* Task goal
Retype every entry word for word.

═════ Excerpted records ═════

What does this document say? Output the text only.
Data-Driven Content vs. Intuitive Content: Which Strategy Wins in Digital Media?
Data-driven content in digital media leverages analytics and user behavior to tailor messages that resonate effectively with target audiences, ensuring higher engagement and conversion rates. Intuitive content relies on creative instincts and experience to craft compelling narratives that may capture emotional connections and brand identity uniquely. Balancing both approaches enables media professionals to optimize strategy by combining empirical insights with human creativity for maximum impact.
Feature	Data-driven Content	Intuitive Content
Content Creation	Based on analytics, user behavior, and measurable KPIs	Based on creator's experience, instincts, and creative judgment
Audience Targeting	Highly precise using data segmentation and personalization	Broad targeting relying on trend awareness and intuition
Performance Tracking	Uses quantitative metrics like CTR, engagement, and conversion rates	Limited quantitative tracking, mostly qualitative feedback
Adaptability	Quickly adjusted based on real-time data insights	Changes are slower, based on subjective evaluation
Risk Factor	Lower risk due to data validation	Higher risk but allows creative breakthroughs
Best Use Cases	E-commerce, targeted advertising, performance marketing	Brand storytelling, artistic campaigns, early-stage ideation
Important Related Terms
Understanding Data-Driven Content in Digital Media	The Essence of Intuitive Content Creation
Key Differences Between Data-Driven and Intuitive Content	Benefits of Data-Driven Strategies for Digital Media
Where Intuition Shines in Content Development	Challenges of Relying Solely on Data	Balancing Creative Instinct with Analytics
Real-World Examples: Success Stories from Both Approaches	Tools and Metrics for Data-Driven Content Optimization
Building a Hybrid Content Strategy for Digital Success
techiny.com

═════

* Completed task
What does this document say? Output the text only.
Data-Driven Content vs. Intuitive Content: Which Strategy Wins in Digital Media?
Data-driven content in digital media leverages analytics and user behavior to tailor messages that resonate effectively with target audiences, ensuring higher engagement and conversion rates. Intuitive content relies on creative instincts and experience to craft compelling narratives that may capture emotional connections and brand identity uniquely. Balancing both approaches enables media professionals to optimize strategy by combining empirical insights with human creativity for maximum impact.
Feature	Data-driven Content	Intuitive Content
Content Creation	Based on analytics, user behavior, and measurable KPIs	Based on creator's experience, instincts, and creative judgment
Audience Targeting	Highly precise using data segmentation and personalization	Broad targeting relying on trend awareness and intuition
Performance Tracking	Uses quantitative metrics like CTR, engagement, and conversion rates	Limited quantitative tracking, mostly qualitative feedback
Adaptability	Quickly adjusted based on real-time data insights	Changes are slower, based on subjective evaluation
Risk Factor	Lower risk due to data validation	Higher risk but allows creative breakthroughs
Best Use Cases	E-commerce, targeted advertising, performance marketing	Brand storytelling, artistic campaigns, early-stage ideation
Important Related Terms
Understanding Data-Driven Content in Digital Media	The Essence of Intuitive Content Creation
Key Differences Between Data-Driven and Intuitive Content	Benefits of Data-Driven Strategies for Digital Media
Where Intuition Shines in Content Development	Challenges of Relying Solely on Data	Balancing Creative Instinct with Analytics
Real-World Examples: Success Stories from Both Approaches	Tools and Metrics for Data-Driven Content Optimization
Building a Hybrid Content Strategy for Digital Success
techiny.com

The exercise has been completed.